*TASK STATEMENT*:
Count the lines below that contain the word "name", and reply with only that number.

┌────────

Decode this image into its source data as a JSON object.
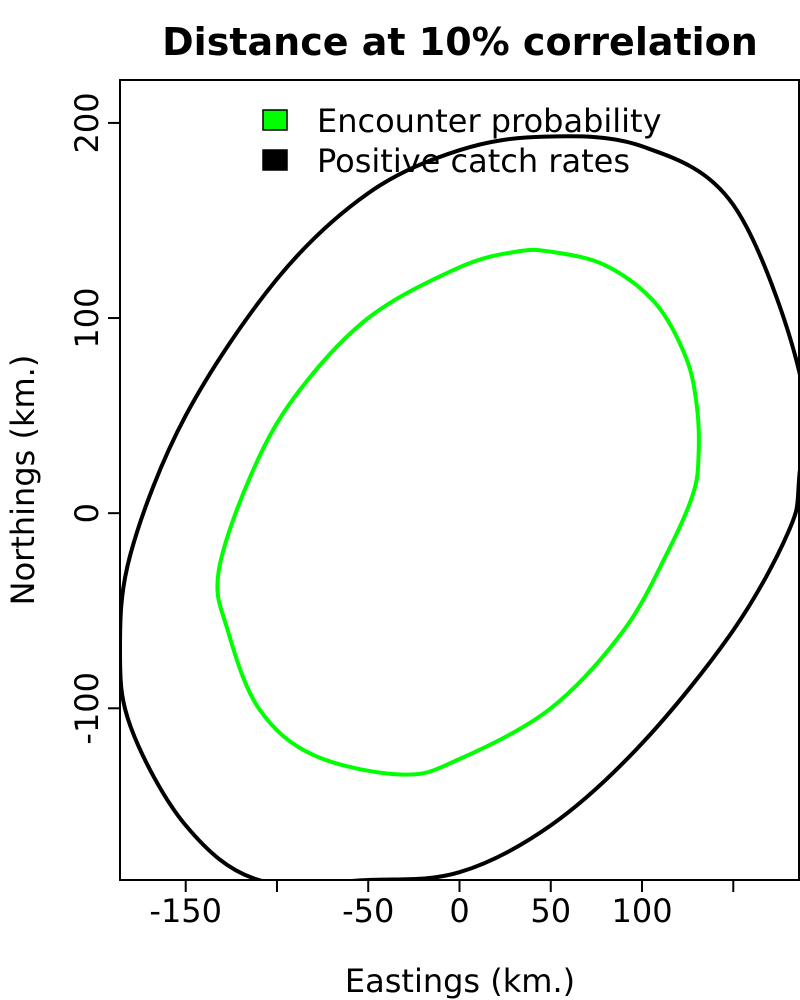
{
  "chart_data": {
    "type": "line",
    "title": "Distance at 10% correlation",
    "xlabel": "Eastings (km.)",
    "ylabel": "Northings (km.)",
    "xlim": [
      -186,
      186
    ],
    "ylim": [
      -188,
      222
    ],
    "x_ticks": [
      -150,
      -100,
      -50,
      0,
      50,
      100,
      150
    ],
    "x_tick_labels": [
      "-150",
      "",
      "-50",
      "0",
      "50",
      "100",
      ""
    ],
    "y_ticks": [
      -100,
      0,
      100,
      200
    ],
    "y_tick_labels": [
      "-100",
      "0",
      "100",
      "200"
    ],
    "grid": false,
    "legend_position": "top",
    "series": [
      {
        "name": "Encounter probability",
        "color": "#00ff00",
        "shape": "ellipse",
        "points": [
          [
            131,
            30
          ],
          [
            130,
            55
          ],
          [
            124,
            80
          ],
          [
            107,
            108
          ],
          [
            80,
            127
          ],
          [
            50,
            134
          ],
          [
            31,
            134
          ],
          [
            0,
            126
          ],
          [
            -50,
            100
          ],
          [
            -90,
            60
          ],
          [
            -114,
            20
          ],
          [
            -132,
            -30
          ],
          [
            -127,
            -60
          ],
          [
            -110,
            -100
          ],
          [
            -80,
            -124
          ],
          [
            -31,
            -134
          ],
          [
            0,
            -126
          ],
          [
            50,
            -100
          ],
          [
            90,
            -60
          ],
          [
            114,
            -20
          ],
          [
            128,
            10
          ]
        ]
      },
      {
        "name": "Positive catch rates",
        "color": "#000000",
        "shape": "ellipse",
        "points": [
          [
            186,
            73
          ],
          [
            150,
            158
          ],
          [
            100,
            188
          ],
          [
            47,
            193
          ],
          [
            0,
            186
          ],
          [
            -50,
            164
          ],
          [
            -100,
            120
          ],
          [
            -150,
            50
          ],
          [
            -180,
            -20
          ],
          [
            -186,
            -70
          ],
          [
            -180,
            -110
          ],
          [
            -150,
            -160
          ],
          [
            -110,
            -188
          ],
          [
            -50,
            -188
          ],
          [
            0,
            -184
          ],
          [
            50,
            -160
          ],
          [
            100,
            -118
          ],
          [
            150,
            -60
          ],
          [
            180,
            -10
          ],
          [
            186,
            17
          ]
        ]
      }
    ]
  }
}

└────────

*EXERCISE RESPONSE*:
2